··· PROVIDED MATERIAL ···
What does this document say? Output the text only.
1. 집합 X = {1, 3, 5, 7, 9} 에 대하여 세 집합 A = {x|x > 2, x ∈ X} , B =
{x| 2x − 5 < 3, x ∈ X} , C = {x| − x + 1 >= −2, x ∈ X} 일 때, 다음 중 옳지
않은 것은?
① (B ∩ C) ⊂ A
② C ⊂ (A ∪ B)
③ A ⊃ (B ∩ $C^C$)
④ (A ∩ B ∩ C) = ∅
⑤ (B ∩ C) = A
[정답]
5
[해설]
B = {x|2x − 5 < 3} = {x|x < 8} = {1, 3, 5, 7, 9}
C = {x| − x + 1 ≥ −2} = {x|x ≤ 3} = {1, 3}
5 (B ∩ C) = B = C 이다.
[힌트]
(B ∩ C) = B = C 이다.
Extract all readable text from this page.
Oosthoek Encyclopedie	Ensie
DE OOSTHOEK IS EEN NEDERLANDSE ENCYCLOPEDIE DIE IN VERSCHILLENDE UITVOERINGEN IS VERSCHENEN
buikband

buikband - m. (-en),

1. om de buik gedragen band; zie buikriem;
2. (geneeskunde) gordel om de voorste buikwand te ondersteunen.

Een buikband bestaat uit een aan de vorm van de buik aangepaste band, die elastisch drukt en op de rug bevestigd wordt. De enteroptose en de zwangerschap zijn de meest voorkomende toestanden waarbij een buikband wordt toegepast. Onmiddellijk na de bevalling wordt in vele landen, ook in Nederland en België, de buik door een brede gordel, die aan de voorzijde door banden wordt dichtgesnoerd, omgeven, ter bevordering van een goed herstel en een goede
···
GIVEN INSTRUCTION
Which lines hold the word "this"? Show each one.

CORRECT RESULT
What does this document say? Output the text only.
Extract all readable text from this page.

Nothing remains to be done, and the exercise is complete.